Your instructions:
Images should be left out, and everything else in the listing reproduced exactly.
-------- Supplied records --------
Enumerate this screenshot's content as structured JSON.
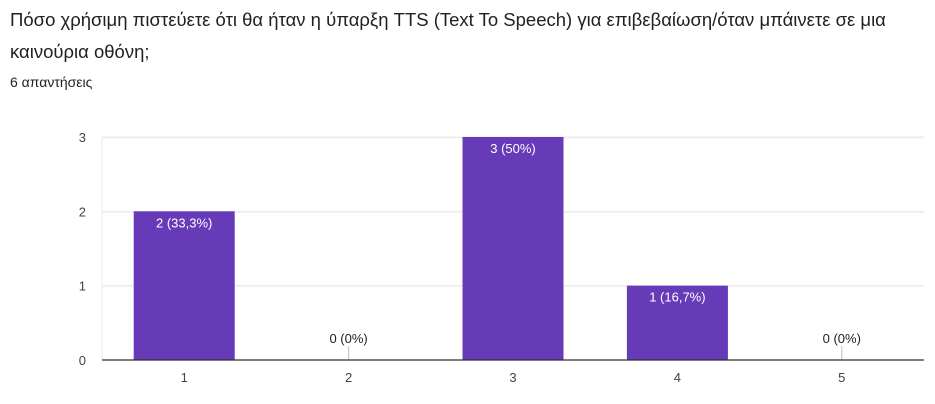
{
  "question": {
    "title": "Πόσο χρήσιμη πιστεύετε ότι θα ήταν η ύπαρξη TTS (Text To Speech) για επιβεβαίωση/όταν μπάινετε σε μια καινούρια οθόνη;",
    "response_count": "6 απαντήσεις"
  },
  "colors": {
    "bar": "#673ab7",
    "label_inside": "#ffffff",
    "label_outside": "#202124",
    "grid": "#e8e8e8",
    "axis": "#333333"
  },
  "chart_data": {
    "type": "bar",
    "categories": [
      "1",
      "2",
      "3",
      "4",
      "5"
    ],
    "values": [
      2,
      0,
      3,
      1,
      0
    ],
    "data_labels": [
      "2 (33,3%)",
      "0 (0%)",
      "3 (50%)",
      "1 (16,7%)",
      "0 (0%)"
    ],
    "y_ticks": [
      "0",
      "1",
      "2",
      "3"
    ],
    "ylim": [
      0,
      3
    ],
    "grid": true,
    "legend": "none"
  }
}
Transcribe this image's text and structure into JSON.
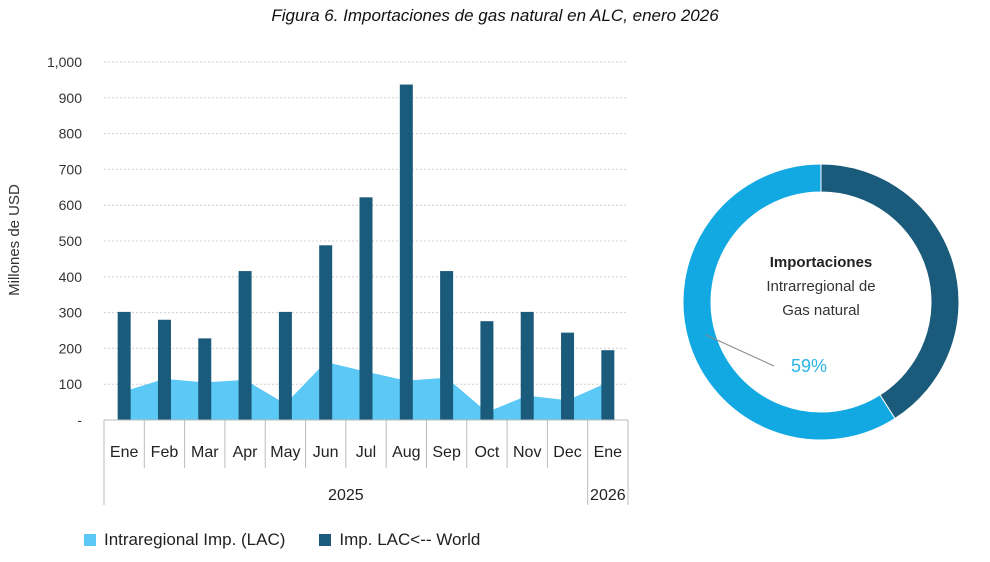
{
  "title": "Figura 6. Importaciones de gas natural en ALC, enero 2026",
  "chart_data": [
    {
      "type": "bar",
      "ylabel": "Millones de USD",
      "ylim": [
        0,
        1000
      ],
      "yticks": [
        "-",
        "100",
        "200",
        "300",
        "400",
        "500",
        "600",
        "700",
        "800",
        "900",
        "1,000"
      ],
      "grid": true,
      "categories": [
        "Ene",
        "Feb",
        "Mar",
        "Apr",
        "May",
        "Jun",
        "Jul",
        "Aug",
        "Sep",
        "Oct",
        "Nov",
        "Dec",
        "Ene"
      ],
      "year_groups": [
        {
          "label": "2025",
          "count": 12
        },
        {
          "label": "2026",
          "count": 1
        }
      ],
      "series": [
        {
          "name": "Intraregional Imp. (LAC)",
          "type": "area",
          "color": "#5BC8F5",
          "values": [
            80,
            115,
            105,
            112,
            45,
            162,
            135,
            110,
            118,
            22,
            68,
            55,
            105
          ]
        },
        {
          "name": "Imp. LAC<-- World",
          "type": "bar",
          "color": "#1A5A7A",
          "values": [
            302,
            280,
            228,
            416,
            302,
            488,
            622,
            937,
            416,
            276,
            302,
            244,
            195
          ]
        }
      ],
      "legend_position": "bottom-left"
    },
    {
      "type": "pie",
      "donut": true,
      "label_line1": "Importaciones",
      "label_line2": "Intrarregional de",
      "label_line3": "Gas natural",
      "slices": [
        {
          "name": "Intraregional",
          "value": 59,
          "color": "#12A9E3"
        },
        {
          "name": "World",
          "value": 41,
          "color": "#1A5A7A"
        }
      ],
      "callout": "59%"
    }
  ]
}
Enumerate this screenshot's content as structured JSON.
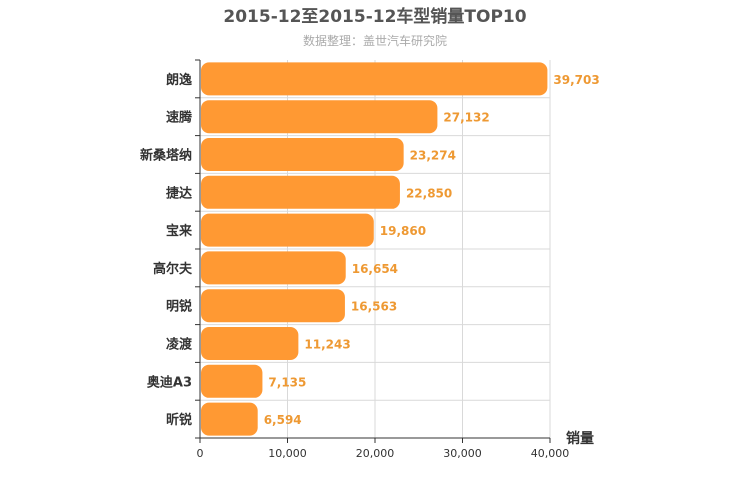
{
  "chart_data": {
    "type": "bar",
    "orientation": "horizontal",
    "title": "2015-12至2015-12车型销量TOP10",
    "subtitle": "数据整理：盖世汽车研究院",
    "xlabel": "销量",
    "ylabel": "",
    "xlim": [
      0,
      40000
    ],
    "ticks": [
      "0",
      "10,000",
      "20,000",
      "30,000",
      "40,000"
    ],
    "grid": true,
    "categories": [
      "朗逸",
      "速腾",
      "新桑塔纳",
      "捷达",
      "宝来",
      "高尔夫",
      "明锐",
      "凌渡",
      "奥迪A3",
      "昕锐"
    ],
    "values": [
      39703,
      27132,
      23274,
      22850,
      19860,
      16654,
      16563,
      11243,
      7135,
      6594
    ],
    "value_labels": [
      "39,703",
      "27,132",
      "23,274",
      "22,850",
      "19,860",
      "16,654",
      "16,563",
      "11,243",
      "7,135",
      "6,594"
    ],
    "colors": {
      "bar": "#ff9933",
      "value_label": "#ee9933",
      "grid": "#d9d9d9",
      "axis": "#333333"
    }
  }
}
--------
Result of this exercise:
Enumerate this screenshot's content as structured JSON.
{
  "question": {
    "title": "Πόσο χρήσιμη πιστεύετε ότι θα ήταν η ύπαρξη TTS (Text To Speech) για επιβεβαίωση/όταν μπάινετε σε μια καινούρια οθόνη;",
    "response_count": "6 απαντήσεις"
  },
  "colors": {
    "bar": "#673ab7",
    "label_inside": "#ffffff",
    "label_outside": "#202124",
    "grid": "#e8e8e8",
    "axis": "#333333"
  },
  "chart_data": {
    "type": "bar",
    "categories": [
      "1",
      "2",
      "3",
      "4",
      "5"
    ],
    "values": [
      2,
      0,
      3,
      1,
      0
    ],
    "data_labels": [
      "2 (33,3%)",
      "0 (0%)",
      "3 (50%)",
      "1 (16,7%)",
      "0 (0%)"
    ],
    "y_ticks": [
      "0",
      "1",
      "2",
      "3"
    ],
    "ylim": [
      0,
      3
    ],
    "grid": true,
    "legend": "none"
  }
}
Transcribe this image's text and structure into JSON.
{
  "title": "Figura 6. Importaciones de gas natural en ALC, enero 2026",
  "chart_data": [
    {
      "type": "bar",
      "ylabel": "Millones de USD",
      "ylim": [
        0,
        1000
      ],
      "yticks": [
        "-",
        "100",
        "200",
        "300",
        "400",
        "500",
        "600",
        "700",
        "800",
        "900",
        "1,000"
      ],
      "grid": true,
      "categories": [
        "Ene",
        "Feb",
        "Mar",
        "Apr",
        "May",
        "Jun",
        "Jul",
        "Aug",
        "Sep",
        "Oct",
        "Nov",
        "Dec",
        "Ene"
      ],
      "year_groups": [
        {
          "label": "2025",
          "count": 12
        },
        {
          "label": "2026",
          "count": 1
        }
      ],
      "series": [
        {
          "name": "Intraregional Imp. (LAC)",
          "type": "area",
          "color": "#5BC8F5",
          "values": [
            80,
            115,
            105,
            112,
            45,
            162,
            135,
            110,
            118,
            22,
            68,
            55,
            105
          ]
        },
        {
          "name": "Imp. LAC<-- World",
          "type": "bar",
          "color": "#1A5A7A",
          "values": [
            302,
            280,
            228,
            416,
            302,
            488,
            622,
            937,
            416,
            276,
            302,
            244,
            195
          ]
        }
      ],
      "legend_position": "bottom-left"
    },
    {
      "type": "pie",
      "donut": true,
      "label_line1": "Importaciones",
      "label_line2": "Intrarregional de",
      "label_line3": "Gas natural",
      "slices": [
        {
          "name": "Intraregional",
          "value": 59,
          "color": "#12A9E3"
        },
        {
          "name": "World",
          "value": 41,
          "color": "#1A5A7A"
        }
      ],
      "callout": "59%"
    }
  ]
}
Enumerate this screenshot's content as structured JSON.
{
  "chart_data": {
    "type": "bar",
    "orientation": "horizontal",
    "title": "2015-12至2015-12车型销量TOP10",
    "subtitle": "数据整理：盖世汽车研究院",
    "xlabel": "销量",
    "ylabel": "",
    "xlim": [
      0,
      40000
    ],
    "ticks": [
      "0",
      "10,000",
      "20,000",
      "30,000",
      "40,000"
    ],
    "grid": true,
    "categories": [
      "朗逸",
      "速腾",
      "新桑塔纳",
      "捷达",
      "宝来",
      "高尔夫",
      "明锐",
      "凌渡",
      "奥迪A3",
      "昕锐"
    ],
    "values": [
      39703,
      27132,
      23274,
      22850,
      19860,
      16654,
      16563,
      11243,
      7135,
      6594
    ],
    "value_labels": [
      "39,703",
      "27,132",
      "23,274",
      "22,850",
      "19,860",
      "16,654",
      "16,563",
      "11,243",
      "7,135",
      "6,594"
    ],
    "colors": {
      "bar": "#ff9933",
      "value_label": "#ee9933",
      "grid": "#d9d9d9",
      "axis": "#333333"
    }
  }
}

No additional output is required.